All of the data that follows should be retyped exactly, please, except the pictures.

++++++

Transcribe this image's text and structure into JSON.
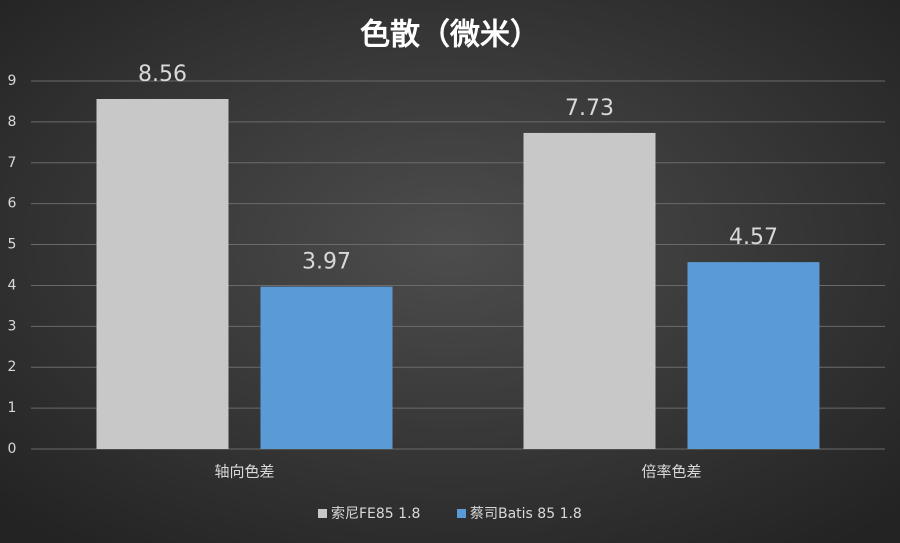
{
  "chart_data": {
    "type": "bar",
    "title": "色散（微米）",
    "categories": [
      "轴向色差",
      "倍率色差"
    ],
    "series": [
      {
        "name": "索尼FE85 1.8",
        "color": "#c8c8c8",
        "values": [
          8.56,
          7.73
        ]
      },
      {
        "name": "蔡司Batis 85 1.8",
        "color": "#5b9bd5",
        "values": [
          3.97,
          4.57
        ]
      }
    ],
    "ylim": [
      0,
      9
    ],
    "yticks": [
      0,
      1,
      2,
      3,
      4,
      5,
      6,
      7,
      8,
      9
    ],
    "grid": true,
    "legend": "bottom"
  }
}
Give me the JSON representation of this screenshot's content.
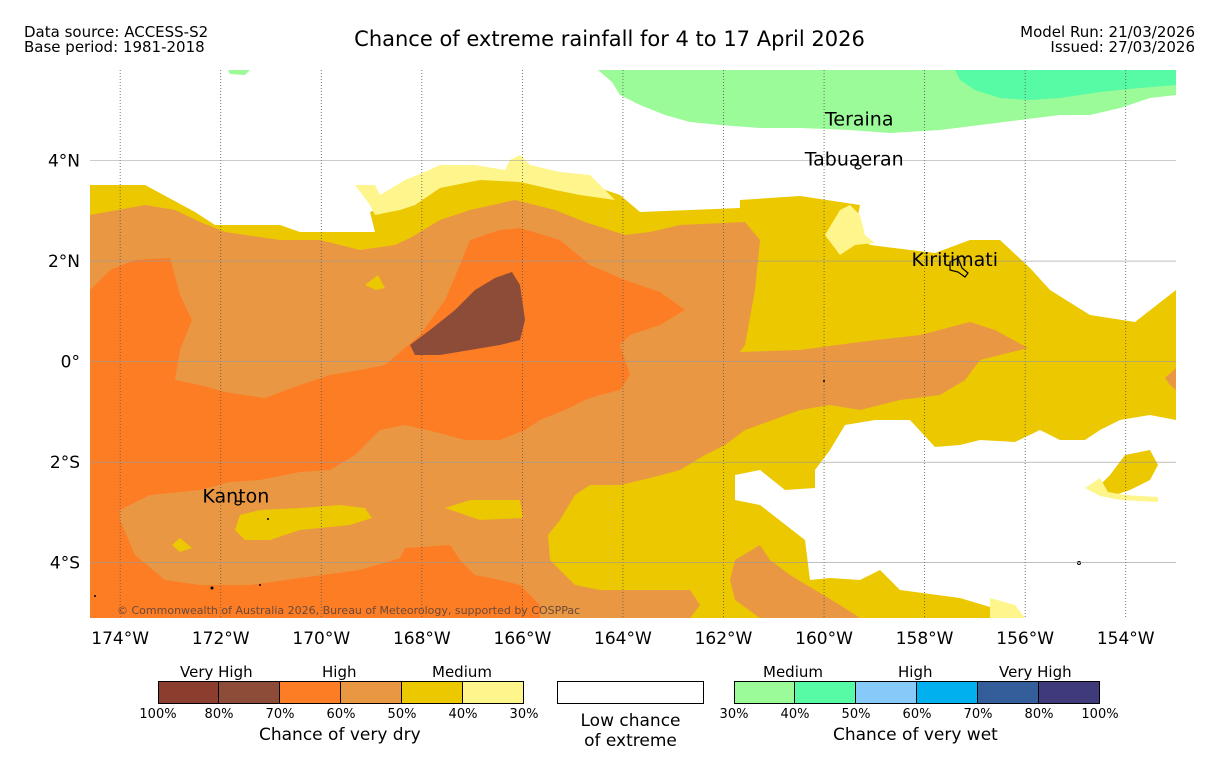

++++++

__ANSWER TO THIS EXERCISE__:
Transcribe this image's text and structure into JSON.
{
  "chart_data": {
    "type": "bar",
    "title": "色散（微米）",
    "categories": [
      "轴向色差",
      "倍率色差"
    ],
    "series": [
      {
        "name": "索尼FE85 1.8",
        "color": "#c8c8c8",
        "values": [
          8.56,
          7.73
        ]
      },
      {
        "name": "蔡司Batis 85 1.8",
        "color": "#5b9bd5",
        "values": [
          3.97,
          4.57
        ]
      }
    ],
    "ylim": [
      0,
      9
    ],
    "yticks": [
      0,
      1,
      2,
      3,
      4,
      5,
      6,
      7,
      8,
      9
    ],
    "grid": true,
    "legend": "bottom"
  }
}
Give me the JSON representation of this screenshot's content.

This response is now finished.